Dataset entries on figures
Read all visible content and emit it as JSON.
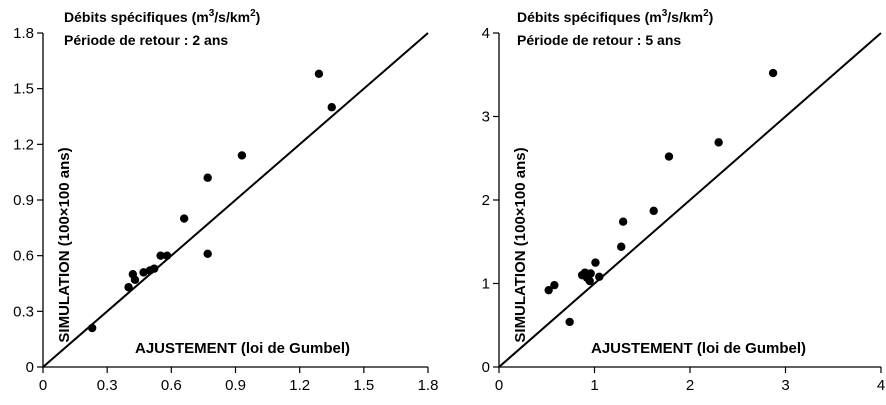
{
  "chart_data": [
    {
      "type": "scatter",
      "title_line1": "Débits spécifiques (m",
      "title_sup1": "3",
      "title_mid": "/s/km",
      "title_sup2": "2",
      "title_end": ")",
      "subtitle": "Période de retour : 2 ans",
      "xlabel": "AJUSTEMENT (loi de Gumbel)",
      "ylabel": "SIMULATION (100×100 ans)",
      "xlim": [
        0,
        1.8
      ],
      "ylim": [
        0,
        1.8
      ],
      "xticks": [
        "0",
        "0.3",
        "0.6",
        "0.9",
        "1.2",
        "1.5",
        "1.8"
      ],
      "yticks": [
        "0",
        "0.3",
        "0.6",
        "0.9",
        "1.2",
        "1.5",
        "1.8"
      ],
      "tick_values": [
        0,
        0.3,
        0.6,
        0.9,
        1.2,
        1.5,
        1.8
      ],
      "reference_line": "y = x",
      "points": [
        {
          "x": 0.23,
          "y": 0.21
        },
        {
          "x": 0.4,
          "y": 0.43
        },
        {
          "x": 0.42,
          "y": 0.5
        },
        {
          "x": 0.43,
          "y": 0.47
        },
        {
          "x": 0.47,
          "y": 0.51
        },
        {
          "x": 0.5,
          "y": 0.52
        },
        {
          "x": 0.52,
          "y": 0.53
        },
        {
          "x": 0.55,
          "y": 0.6
        },
        {
          "x": 0.58,
          "y": 0.6
        },
        {
          "x": 0.66,
          "y": 0.8
        },
        {
          "x": 0.77,
          "y": 1.02
        },
        {
          "x": 0.77,
          "y": 0.61
        },
        {
          "x": 0.93,
          "y": 1.14
        },
        {
          "x": 1.29,
          "y": 1.58
        },
        {
          "x": 1.35,
          "y": 1.4
        }
      ]
    },
    {
      "type": "scatter",
      "title_line1": "Débits spécifiques (m",
      "title_sup1": "3",
      "title_mid": "/s/km",
      "title_sup2": "2",
      "title_end": ")",
      "subtitle": "Période de retour : 5 ans",
      "xlabel": "AJUSTEMENT (loi de Gumbel)",
      "ylabel": "SIMULATION (100×100 ans)",
      "xlim": [
        0,
        4
      ],
      "ylim": [
        0,
        4
      ],
      "xticks": [
        "0",
        "1",
        "2",
        "3",
        "4"
      ],
      "yticks": [
        "0",
        "1",
        "2",
        "3",
        "4"
      ],
      "tick_values": [
        0,
        1,
        2,
        3,
        4
      ],
      "reference_line": "y = x",
      "points": [
        {
          "x": 0.52,
          "y": 0.92
        },
        {
          "x": 0.58,
          "y": 0.98
        },
        {
          "x": 0.74,
          "y": 0.54
        },
        {
          "x": 0.87,
          "y": 1.1
        },
        {
          "x": 0.9,
          "y": 1.13
        },
        {
          "x": 0.92,
          "y": 1.07
        },
        {
          "x": 0.95,
          "y": 1.03
        },
        {
          "x": 0.96,
          "y": 1.12
        },
        {
          "x": 1.01,
          "y": 1.25
        },
        {
          "x": 1.05,
          "y": 1.08
        },
        {
          "x": 1.28,
          "y": 1.44
        },
        {
          "x": 1.3,
          "y": 1.74
        },
        {
          "x": 1.62,
          "y": 1.87
        },
        {
          "x": 1.78,
          "y": 2.52
        },
        {
          "x": 2.3,
          "y": 2.69
        },
        {
          "x": 2.87,
          "y": 3.52
        }
      ]
    }
  ]
}
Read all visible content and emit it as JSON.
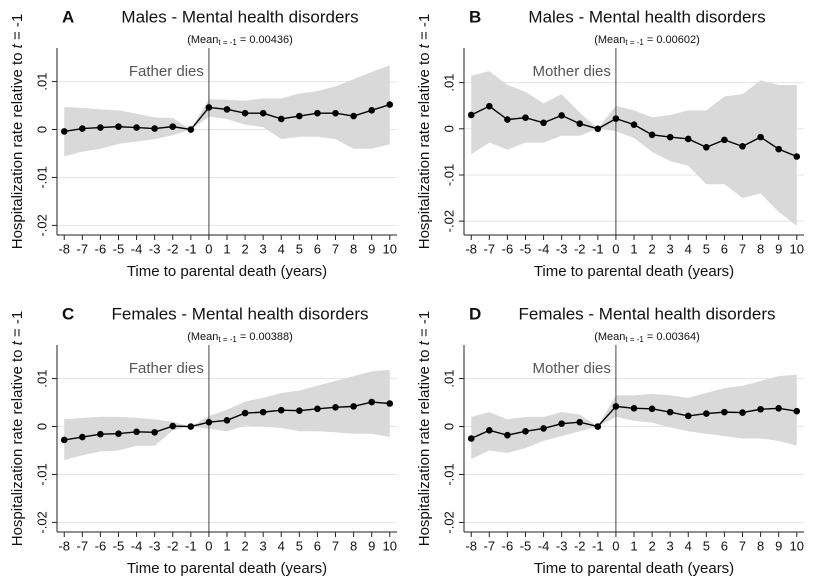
{
  "chart_data": [
    {
      "type": "line",
      "panel": "A",
      "title": "Males - Mental health disorders",
      "subtitle": {
        "prefix": "(Mean",
        "subscript": "t = -1",
        "suffix": " = 0.00436)"
      },
      "ylabel": [
        "Hospitalization rate relative to ",
        "t",
        " = -1"
      ],
      "xlabel": "Time to parental death (years)",
      "annotation": "Father dies",
      "vline": 0,
      "x": [
        -8,
        -7,
        -6,
        -5,
        -4,
        -3,
        -2,
        -1,
        0,
        1,
        2,
        3,
        4,
        5,
        6,
        7,
        8,
        9,
        10
      ],
      "values": [
        -0.0004,
        0.0002,
        0.0004,
        0.0006,
        0.0004,
        0.0002,
        0.0006,
        0,
        0.0046,
        0.0042,
        0.0034,
        0.0034,
        0.0022,
        0.0028,
        0.0034,
        0.0034,
        0.0028,
        0.004,
        0.0052
      ],
      "ci_upper": [
        0.0047,
        0.0045,
        0.0042,
        0.004,
        0.0033,
        0.0025,
        0.0024,
        0,
        0.0063,
        0.0062,
        0.006,
        0.0065,
        0.0065,
        0.0075,
        0.008,
        0.009,
        0.0105,
        0.012,
        0.0134
      ],
      "ci_lower": [
        -0.0056,
        -0.0046,
        -0.004,
        -0.003,
        -0.0025,
        -0.002,
        -0.0012,
        0,
        0.0027,
        0.0022,
        0.001,
        0.0005,
        -0.002,
        -0.0015,
        -0.0015,
        -0.002,
        -0.004,
        -0.004,
        -0.0031
      ],
      "color": "#000000",
      "band_color": "#d9d9d9",
      "xlim": [
        -8.4,
        10.4
      ],
      "xticks": [
        -8,
        -7,
        -6,
        -5,
        -4,
        -3,
        -2,
        -1,
        0,
        1,
        2,
        3,
        4,
        5,
        6,
        7,
        8,
        9,
        10
      ],
      "ylim": [
        -0.022,
        0.017
      ],
      "yticks": [
        {
          "value": -0.02,
          "label": "-.02"
        },
        {
          "value": -0.01,
          "label": "-.01"
        },
        0,
        {
          "value": 0.01,
          "label": ".01"
        }
      ],
      "grid": true
    },
    {
      "type": "line",
      "panel": "B",
      "title": "Males - Mental health disorders",
      "subtitle": {
        "prefix": "(Mean",
        "subscript": "t = -1",
        "suffix": " = 0.00602)"
      },
      "ylabel": [
        "Hospitalization rate relative to ",
        "t",
        " = -1"
      ],
      "xlabel": "Time to parental death (years)",
      "annotation": "Mother dies",
      "vline": 0,
      "x": [
        -8,
        -7,
        -6,
        -5,
        -4,
        -3,
        -2,
        -1,
        0,
        1,
        2,
        3,
        4,
        5,
        6,
        7,
        8,
        9,
        10
      ],
      "values": [
        0.003,
        0.0049,
        0.002,
        0.0024,
        0.0013,
        0.0029,
        0.0011,
        0,
        0.0022,
        0.0009,
        -0.0013,
        -0.0018,
        -0.0022,
        -0.004,
        -0.0024,
        -0.0038,
        -0.0018,
        -0.0044,
        -0.006
      ],
      "ci_upper": [
        0.0115,
        0.0125,
        0.0095,
        0.008,
        0.0055,
        0.0075,
        0.0035,
        0,
        0.005,
        0.004,
        0.0025,
        0.003,
        0.004,
        0.004,
        0.007,
        0.0075,
        0.0105,
        0.0095,
        0.0095
      ],
      "ci_lower": [
        -0.0055,
        -0.003,
        -0.0045,
        -0.003,
        -0.003,
        -0.0015,
        -0.0015,
        0,
        -0.0005,
        -0.002,
        -0.005,
        -0.007,
        -0.008,
        -0.012,
        -0.012,
        -0.015,
        -0.014,
        -0.018,
        -0.021
      ],
      "color": "#000000",
      "band_color": "#d9d9d9",
      "xlim": [
        -8.4,
        10.4
      ],
      "xticks": [
        -8,
        -7,
        -6,
        -5,
        -4,
        -3,
        -2,
        -1,
        0,
        1,
        2,
        3,
        4,
        5,
        6,
        7,
        8,
        9,
        10
      ],
      "ylim": [
        -0.023,
        0.0175
      ],
      "yticks": [
        {
          "value": -0.02,
          "label": "-.02"
        },
        {
          "value": -0.01,
          "label": "-.01"
        },
        0,
        {
          "value": 0.01,
          "label": ".01"
        }
      ],
      "grid": true
    },
    {
      "type": "line",
      "panel": "C",
      "title": "Females - Mental health disorders",
      "subtitle": {
        "prefix": "(Mean",
        "subscript": "t = -1",
        "suffix": " = 0.00388)"
      },
      "ylabel": [
        "Hospitalization rate relative to ",
        "t",
        " = -1"
      ],
      "xlabel": "Time to parental death (years)",
      "annotation": "Father dies",
      "vline": 0,
      "x": [
        -8,
        -7,
        -6,
        -5,
        -4,
        -3,
        -2,
        -1,
        0,
        1,
        2,
        3,
        4,
        5,
        6,
        7,
        8,
        9,
        10
      ],
      "values": [
        -0.0028,
        -0.0022,
        -0.0016,
        -0.0015,
        -0.0011,
        -0.0012,
        0.0001,
        0,
        0.0009,
        0.0013,
        0.0028,
        0.003,
        0.0034,
        0.0033,
        0.0037,
        0.004,
        0.0042,
        0.0051,
        0.0048
      ],
      "ci_upper": [
        0.0015,
        0.0018,
        0.002,
        0.002,
        0.0018,
        0.0015,
        0.001,
        0,
        0.0022,
        0.0035,
        0.0052,
        0.006,
        0.007,
        0.0075,
        0.0085,
        0.0095,
        0.0105,
        0.0115,
        0.0118
      ],
      "ci_lower": [
        -0.007,
        -0.006,
        -0.0052,
        -0.005,
        -0.004,
        -0.004,
        -0.0008,
        0,
        -0.0005,
        -0.001,
        0.0002,
        0,
        -0.0003,
        -0.001,
        -0.001,
        -0.0012,
        -0.0015,
        -0.0015,
        -0.0022
      ],
      "color": "#000000",
      "band_color": "#d9d9d9",
      "xlim": [
        -8.4,
        10.4
      ],
      "xticks": [
        -8,
        -7,
        -6,
        -5,
        -4,
        -3,
        -2,
        -1,
        0,
        1,
        2,
        3,
        4,
        5,
        6,
        7,
        8,
        9,
        10
      ],
      "ylim": [
        -0.022,
        0.017
      ],
      "yticks": [
        {
          "value": -0.02,
          "label": "-.02"
        },
        {
          "value": -0.01,
          "label": "-.01"
        },
        0,
        {
          "value": 0.01,
          "label": ".01"
        }
      ],
      "grid": true
    },
    {
      "type": "line",
      "panel": "D",
      "title": "Females - Mental health disorders",
      "subtitle": {
        "prefix": "(Mean",
        "subscript": "t = -1",
        "suffix": " = 0.00364)"
      },
      "ylabel": [
        "Hospitalization rate relative to ",
        "t",
        " = -1"
      ],
      "xlabel": "Time to parental death (years)",
      "annotation": "Mother dies",
      "vline": 0,
      "x": [
        -8,
        -7,
        -6,
        -5,
        -4,
        -3,
        -2,
        -1,
        0,
        1,
        2,
        3,
        4,
        5,
        6,
        7,
        8,
        9,
        10
      ],
      "values": [
        -0.0025,
        -0.0008,
        -0.0018,
        -0.001,
        -0.0004,
        0.0006,
        0.0009,
        0,
        0.0042,
        0.0038,
        0.0037,
        0.003,
        0.0022,
        0.0027,
        0.003,
        0.0029,
        0.0036,
        0.0038,
        0.0032
      ],
      "ci_upper": [
        0.002,
        0.003,
        0.0015,
        0.002,
        0.002,
        0.003,
        0.0025,
        0,
        0.0065,
        0.0065,
        0.0068,
        0.0065,
        0.006,
        0.007,
        0.008,
        0.0085,
        0.0095,
        0.0105,
        0.0108
      ],
      "ci_lower": [
        -0.0068,
        -0.005,
        -0.0055,
        -0.0045,
        -0.003,
        -0.002,
        -0.001,
        0,
        0.002,
        0.0012,
        0.0008,
        -0.0002,
        -0.001,
        -0.0015,
        -0.002,
        -0.0025,
        -0.0025,
        -0.003,
        -0.004
      ],
      "color": "#000000",
      "band_color": "#d9d9d9",
      "xlim": [
        -8.4,
        10.4
      ],
      "xticks": [
        -8,
        -7,
        -6,
        -5,
        -4,
        -3,
        -2,
        -1,
        0,
        1,
        2,
        3,
        4,
        5,
        6,
        7,
        8,
        9,
        10
      ],
      "ylim": [
        -0.022,
        0.017
      ],
      "yticks": [
        {
          "value": -0.02,
          "label": "-.02"
        },
        {
          "value": -0.01,
          "label": "-.01"
        },
        0,
        {
          "value": 0.01,
          "label": ".01"
        }
      ],
      "grid": true
    }
  ]
}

**Problem requirements**
State how many lines of the listing hold the string "suffix"; reply with the number and nothing else.

**Task output**
4